Syncopation offers an accent note. It delivers the element of surprise, and it does so without taking the recipient out of the zone. Use motion and stillness, just as music works with sound and silence. Remember: stillness is a ‘move’ just like motion is a move. Play with a beat, melody and cadence. Use repetition, surprise, rhythm, syncopation, tempos and motifs to create your very own symphony of touch.

You can also play with touch as if it were visual art. Pretend you’re finger-painting, sculpting, outlining or shading. Here, too, use designs, motifs, recurring themes, and gradually changing patterns. Doodle with their body! There’s a larger takeaway here: touch is an art form—and mastery equals artistry.

Progression

Pattern and progression are closely related. in fact, progression is how you get from pattern a to pattern B, or from location a to location B, without having it feel rushed, jumpy or chaotic. Let your touch have internal consistency, a sort of touch logic. Don’t jump around randomly from one place on the body to another. Play with progressing coherently from place to place, or from one layer to another. Shift fluently between languages. Transition gradually between tempos or from broad strokes to detailed ones.

▶ Data excerpts:
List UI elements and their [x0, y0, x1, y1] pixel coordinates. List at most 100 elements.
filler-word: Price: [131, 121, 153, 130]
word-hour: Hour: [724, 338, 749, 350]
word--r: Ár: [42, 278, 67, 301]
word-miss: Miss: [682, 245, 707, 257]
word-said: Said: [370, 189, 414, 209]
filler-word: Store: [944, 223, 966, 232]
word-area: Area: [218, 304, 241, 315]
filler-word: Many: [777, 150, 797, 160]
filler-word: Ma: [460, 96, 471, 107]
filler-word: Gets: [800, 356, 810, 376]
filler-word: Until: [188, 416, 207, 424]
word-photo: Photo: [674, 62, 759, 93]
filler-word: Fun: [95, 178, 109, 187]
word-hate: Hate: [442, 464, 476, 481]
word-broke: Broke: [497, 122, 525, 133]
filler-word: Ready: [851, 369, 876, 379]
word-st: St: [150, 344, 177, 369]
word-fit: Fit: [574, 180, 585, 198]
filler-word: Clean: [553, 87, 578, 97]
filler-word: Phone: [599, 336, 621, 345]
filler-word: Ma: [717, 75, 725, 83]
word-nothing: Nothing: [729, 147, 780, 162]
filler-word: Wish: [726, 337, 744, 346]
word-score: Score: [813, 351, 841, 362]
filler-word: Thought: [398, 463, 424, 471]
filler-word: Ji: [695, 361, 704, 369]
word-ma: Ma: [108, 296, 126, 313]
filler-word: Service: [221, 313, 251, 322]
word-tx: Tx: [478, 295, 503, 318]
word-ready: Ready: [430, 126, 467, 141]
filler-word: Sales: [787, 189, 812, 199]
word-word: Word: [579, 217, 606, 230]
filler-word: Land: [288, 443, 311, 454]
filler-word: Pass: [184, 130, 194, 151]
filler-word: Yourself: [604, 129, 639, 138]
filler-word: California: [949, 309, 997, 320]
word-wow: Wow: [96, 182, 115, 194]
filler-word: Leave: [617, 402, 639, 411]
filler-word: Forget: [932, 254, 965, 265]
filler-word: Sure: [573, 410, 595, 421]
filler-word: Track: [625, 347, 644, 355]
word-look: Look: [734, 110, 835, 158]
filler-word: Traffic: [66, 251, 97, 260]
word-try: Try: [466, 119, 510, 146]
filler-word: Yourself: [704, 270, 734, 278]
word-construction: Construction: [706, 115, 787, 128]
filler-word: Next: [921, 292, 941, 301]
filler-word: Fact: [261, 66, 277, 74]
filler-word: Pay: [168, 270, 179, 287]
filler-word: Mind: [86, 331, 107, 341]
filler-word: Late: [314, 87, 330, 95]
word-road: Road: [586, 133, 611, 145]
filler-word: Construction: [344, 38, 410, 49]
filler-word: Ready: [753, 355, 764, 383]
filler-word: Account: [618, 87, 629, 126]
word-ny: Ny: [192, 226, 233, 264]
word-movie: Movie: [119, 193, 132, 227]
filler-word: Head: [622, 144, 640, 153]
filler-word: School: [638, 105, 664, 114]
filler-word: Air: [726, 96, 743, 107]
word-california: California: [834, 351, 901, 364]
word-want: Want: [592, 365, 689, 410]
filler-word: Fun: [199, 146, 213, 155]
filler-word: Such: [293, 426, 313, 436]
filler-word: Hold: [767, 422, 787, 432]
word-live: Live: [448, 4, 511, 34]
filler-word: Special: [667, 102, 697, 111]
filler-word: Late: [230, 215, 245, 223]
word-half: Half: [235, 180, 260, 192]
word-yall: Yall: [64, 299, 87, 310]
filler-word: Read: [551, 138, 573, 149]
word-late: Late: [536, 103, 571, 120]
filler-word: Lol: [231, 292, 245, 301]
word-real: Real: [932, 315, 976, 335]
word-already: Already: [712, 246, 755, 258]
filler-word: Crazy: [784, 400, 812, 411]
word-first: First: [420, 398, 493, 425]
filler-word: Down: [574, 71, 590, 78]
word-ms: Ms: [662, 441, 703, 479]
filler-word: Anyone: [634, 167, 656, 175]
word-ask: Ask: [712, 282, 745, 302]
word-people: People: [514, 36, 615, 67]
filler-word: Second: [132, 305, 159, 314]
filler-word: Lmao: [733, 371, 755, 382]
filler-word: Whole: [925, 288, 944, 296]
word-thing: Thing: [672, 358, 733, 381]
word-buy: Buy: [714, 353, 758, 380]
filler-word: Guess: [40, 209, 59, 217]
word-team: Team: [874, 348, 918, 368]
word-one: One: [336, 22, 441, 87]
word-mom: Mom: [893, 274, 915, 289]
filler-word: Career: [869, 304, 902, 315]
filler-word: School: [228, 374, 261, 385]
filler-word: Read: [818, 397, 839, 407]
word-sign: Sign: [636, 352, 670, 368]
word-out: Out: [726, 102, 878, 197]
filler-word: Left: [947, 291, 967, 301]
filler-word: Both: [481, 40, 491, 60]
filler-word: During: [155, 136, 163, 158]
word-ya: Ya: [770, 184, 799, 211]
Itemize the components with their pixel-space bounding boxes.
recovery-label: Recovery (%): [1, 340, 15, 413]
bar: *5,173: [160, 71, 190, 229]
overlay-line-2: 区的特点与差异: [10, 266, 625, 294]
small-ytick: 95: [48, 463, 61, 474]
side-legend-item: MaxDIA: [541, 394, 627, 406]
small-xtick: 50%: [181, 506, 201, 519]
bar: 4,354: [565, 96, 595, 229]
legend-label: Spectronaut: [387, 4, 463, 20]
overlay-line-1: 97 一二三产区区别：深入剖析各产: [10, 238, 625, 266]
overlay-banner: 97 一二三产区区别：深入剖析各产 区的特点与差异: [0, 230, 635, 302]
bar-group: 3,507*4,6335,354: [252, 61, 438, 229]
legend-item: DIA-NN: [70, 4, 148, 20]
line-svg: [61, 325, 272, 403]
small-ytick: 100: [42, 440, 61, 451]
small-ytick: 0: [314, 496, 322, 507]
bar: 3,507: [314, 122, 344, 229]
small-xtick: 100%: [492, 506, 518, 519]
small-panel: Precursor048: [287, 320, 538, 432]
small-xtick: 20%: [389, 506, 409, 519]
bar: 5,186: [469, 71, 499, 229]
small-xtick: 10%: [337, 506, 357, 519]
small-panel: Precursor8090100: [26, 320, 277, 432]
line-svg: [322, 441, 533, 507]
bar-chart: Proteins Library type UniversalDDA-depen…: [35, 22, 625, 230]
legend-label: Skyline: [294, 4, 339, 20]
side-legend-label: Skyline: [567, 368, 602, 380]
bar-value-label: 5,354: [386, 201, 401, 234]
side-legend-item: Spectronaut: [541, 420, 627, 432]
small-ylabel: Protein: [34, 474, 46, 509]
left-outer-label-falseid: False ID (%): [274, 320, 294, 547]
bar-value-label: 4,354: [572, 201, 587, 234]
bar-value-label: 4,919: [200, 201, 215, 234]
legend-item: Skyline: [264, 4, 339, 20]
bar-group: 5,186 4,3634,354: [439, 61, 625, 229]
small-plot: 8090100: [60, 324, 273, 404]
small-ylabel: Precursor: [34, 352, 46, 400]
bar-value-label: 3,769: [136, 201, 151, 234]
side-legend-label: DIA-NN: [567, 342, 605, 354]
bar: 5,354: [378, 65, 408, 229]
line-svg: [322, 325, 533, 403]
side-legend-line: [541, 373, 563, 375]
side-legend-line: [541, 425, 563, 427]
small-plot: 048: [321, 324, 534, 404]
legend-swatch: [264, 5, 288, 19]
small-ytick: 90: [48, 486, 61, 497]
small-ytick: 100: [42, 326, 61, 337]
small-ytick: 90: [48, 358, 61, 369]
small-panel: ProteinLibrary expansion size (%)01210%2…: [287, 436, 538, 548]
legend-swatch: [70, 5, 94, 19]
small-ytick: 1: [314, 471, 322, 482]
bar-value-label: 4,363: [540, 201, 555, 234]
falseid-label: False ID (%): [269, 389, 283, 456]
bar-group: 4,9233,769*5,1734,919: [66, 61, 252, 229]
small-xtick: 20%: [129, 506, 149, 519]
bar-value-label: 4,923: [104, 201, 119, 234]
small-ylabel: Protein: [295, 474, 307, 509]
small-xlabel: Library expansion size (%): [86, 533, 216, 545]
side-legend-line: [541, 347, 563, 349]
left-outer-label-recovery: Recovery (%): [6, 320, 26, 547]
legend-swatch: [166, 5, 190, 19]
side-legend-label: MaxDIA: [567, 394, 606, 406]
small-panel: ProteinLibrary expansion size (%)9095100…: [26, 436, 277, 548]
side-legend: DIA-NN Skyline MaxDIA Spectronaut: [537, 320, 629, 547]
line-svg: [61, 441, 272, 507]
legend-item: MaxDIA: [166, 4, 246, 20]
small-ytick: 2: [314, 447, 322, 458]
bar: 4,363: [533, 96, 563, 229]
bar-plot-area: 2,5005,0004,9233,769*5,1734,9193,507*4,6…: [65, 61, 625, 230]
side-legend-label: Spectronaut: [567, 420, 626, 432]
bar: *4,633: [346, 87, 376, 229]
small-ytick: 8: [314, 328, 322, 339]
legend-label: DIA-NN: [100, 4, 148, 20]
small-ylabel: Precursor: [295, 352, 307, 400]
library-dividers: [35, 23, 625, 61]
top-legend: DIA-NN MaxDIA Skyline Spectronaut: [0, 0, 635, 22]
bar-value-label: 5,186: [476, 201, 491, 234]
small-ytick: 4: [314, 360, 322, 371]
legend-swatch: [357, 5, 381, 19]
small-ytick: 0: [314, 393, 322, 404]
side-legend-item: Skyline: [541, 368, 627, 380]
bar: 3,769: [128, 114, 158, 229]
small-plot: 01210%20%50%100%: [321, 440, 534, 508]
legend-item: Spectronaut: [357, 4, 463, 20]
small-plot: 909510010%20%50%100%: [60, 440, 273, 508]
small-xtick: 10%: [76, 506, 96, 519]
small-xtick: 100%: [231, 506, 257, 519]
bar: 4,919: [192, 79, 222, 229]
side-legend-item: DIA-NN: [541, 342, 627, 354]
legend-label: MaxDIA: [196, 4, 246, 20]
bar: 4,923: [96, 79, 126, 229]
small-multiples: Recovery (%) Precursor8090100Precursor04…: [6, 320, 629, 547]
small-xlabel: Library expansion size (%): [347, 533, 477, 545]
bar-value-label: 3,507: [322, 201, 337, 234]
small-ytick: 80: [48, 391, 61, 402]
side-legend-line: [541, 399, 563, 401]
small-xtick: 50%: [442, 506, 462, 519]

▶ Activity: In the passage on touch, rewrite the section starting at "You can also" and ending at "mastery equals artistry.", swapping "Doodle" for "Sketch".

▶ Task response:
You can also play with touch as if it were visual art. Pretend you’re finger-painting, sculpting, outlining or shading. Here, too, use designs, motifs, recurring themes, and gradually changing patterns. Sketch with their body! There’s a larger takeaway here: touch is an art form—and mastery equals artistry.